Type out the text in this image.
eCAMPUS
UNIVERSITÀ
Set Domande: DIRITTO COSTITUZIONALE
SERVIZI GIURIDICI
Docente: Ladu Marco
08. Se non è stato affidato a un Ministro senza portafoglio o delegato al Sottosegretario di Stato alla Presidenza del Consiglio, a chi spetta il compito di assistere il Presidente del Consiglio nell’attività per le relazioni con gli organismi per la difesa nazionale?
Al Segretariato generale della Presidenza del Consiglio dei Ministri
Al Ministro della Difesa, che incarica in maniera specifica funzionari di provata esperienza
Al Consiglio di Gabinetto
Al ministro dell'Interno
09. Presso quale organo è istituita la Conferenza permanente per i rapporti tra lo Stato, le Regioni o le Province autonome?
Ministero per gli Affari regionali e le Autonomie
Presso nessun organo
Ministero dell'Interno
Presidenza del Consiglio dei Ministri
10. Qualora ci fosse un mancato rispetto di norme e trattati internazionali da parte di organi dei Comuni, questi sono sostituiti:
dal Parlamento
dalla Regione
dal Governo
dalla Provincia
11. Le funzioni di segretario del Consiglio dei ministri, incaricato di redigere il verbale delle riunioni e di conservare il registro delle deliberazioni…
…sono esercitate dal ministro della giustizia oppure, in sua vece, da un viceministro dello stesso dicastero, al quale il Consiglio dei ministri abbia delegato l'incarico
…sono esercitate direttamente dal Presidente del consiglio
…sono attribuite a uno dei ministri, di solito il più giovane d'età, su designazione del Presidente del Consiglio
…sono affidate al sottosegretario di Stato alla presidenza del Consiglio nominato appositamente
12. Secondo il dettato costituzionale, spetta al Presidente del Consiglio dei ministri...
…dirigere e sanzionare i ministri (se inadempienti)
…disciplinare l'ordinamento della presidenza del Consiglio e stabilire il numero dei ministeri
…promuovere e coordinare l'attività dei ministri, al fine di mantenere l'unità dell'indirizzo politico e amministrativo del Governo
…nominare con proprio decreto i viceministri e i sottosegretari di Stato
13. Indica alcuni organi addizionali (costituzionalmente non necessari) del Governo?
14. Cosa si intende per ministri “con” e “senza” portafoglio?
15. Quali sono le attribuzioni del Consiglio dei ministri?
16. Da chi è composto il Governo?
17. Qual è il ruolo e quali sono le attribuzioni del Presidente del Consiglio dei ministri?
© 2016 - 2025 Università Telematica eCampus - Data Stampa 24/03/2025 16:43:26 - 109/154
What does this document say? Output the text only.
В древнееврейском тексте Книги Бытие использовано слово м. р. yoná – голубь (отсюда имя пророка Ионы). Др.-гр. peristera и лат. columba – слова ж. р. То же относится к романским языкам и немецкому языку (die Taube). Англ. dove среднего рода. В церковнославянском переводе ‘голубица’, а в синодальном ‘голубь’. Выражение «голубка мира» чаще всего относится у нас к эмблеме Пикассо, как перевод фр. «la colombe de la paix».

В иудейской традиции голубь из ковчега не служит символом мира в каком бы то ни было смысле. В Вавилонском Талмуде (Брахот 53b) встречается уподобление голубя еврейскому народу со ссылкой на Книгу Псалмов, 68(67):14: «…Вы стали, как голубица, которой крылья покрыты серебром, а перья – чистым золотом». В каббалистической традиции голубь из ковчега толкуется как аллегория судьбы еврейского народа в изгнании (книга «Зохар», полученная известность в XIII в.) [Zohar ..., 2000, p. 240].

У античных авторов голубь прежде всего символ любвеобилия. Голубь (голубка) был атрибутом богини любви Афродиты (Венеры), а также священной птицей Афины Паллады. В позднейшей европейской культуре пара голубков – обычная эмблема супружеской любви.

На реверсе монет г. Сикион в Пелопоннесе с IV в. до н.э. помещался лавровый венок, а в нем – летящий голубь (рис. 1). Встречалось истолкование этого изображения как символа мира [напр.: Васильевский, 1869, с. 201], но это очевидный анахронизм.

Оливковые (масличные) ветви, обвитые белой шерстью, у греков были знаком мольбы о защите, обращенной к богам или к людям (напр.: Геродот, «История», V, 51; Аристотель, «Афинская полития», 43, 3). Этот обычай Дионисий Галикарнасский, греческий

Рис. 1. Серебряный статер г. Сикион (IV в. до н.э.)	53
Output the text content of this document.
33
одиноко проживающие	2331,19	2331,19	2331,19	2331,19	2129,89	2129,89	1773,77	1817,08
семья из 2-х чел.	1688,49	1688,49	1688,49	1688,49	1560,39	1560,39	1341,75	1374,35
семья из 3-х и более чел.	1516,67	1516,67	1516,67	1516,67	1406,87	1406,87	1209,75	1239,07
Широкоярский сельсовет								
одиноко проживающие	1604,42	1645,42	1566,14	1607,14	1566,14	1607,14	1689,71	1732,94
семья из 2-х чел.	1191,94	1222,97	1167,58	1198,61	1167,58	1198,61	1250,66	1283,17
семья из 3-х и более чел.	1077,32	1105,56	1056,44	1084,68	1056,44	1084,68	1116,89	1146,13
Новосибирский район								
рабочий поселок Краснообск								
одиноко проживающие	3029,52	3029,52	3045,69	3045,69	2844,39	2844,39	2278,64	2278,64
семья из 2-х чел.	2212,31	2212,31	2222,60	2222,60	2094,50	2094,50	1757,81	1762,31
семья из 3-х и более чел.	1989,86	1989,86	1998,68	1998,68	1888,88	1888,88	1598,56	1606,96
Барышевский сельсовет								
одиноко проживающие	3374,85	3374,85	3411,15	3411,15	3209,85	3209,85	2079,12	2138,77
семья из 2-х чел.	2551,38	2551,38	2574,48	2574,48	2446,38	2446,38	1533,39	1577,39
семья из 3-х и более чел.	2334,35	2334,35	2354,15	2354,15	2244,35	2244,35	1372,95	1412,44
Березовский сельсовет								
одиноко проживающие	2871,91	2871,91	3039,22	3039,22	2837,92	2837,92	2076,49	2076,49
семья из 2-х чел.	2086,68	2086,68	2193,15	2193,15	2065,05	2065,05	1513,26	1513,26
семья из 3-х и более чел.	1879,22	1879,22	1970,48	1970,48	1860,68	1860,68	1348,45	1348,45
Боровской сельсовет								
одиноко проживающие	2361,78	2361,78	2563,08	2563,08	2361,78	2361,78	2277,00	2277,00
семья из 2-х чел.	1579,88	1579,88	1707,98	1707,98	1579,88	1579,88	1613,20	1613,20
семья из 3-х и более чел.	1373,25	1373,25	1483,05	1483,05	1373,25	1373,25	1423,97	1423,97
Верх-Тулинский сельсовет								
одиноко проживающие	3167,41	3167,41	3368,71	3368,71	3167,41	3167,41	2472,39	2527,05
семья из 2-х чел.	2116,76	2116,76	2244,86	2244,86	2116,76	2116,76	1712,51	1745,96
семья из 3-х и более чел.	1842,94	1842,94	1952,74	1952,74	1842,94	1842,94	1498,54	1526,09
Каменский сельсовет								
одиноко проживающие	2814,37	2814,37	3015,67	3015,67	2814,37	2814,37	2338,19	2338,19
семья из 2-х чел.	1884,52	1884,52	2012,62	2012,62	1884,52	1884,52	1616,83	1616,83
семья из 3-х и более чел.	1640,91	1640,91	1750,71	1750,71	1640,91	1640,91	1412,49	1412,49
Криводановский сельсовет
·····
Required work: Only the number is wanted: how many lines of the data contain the word "attività"?

Response below: 2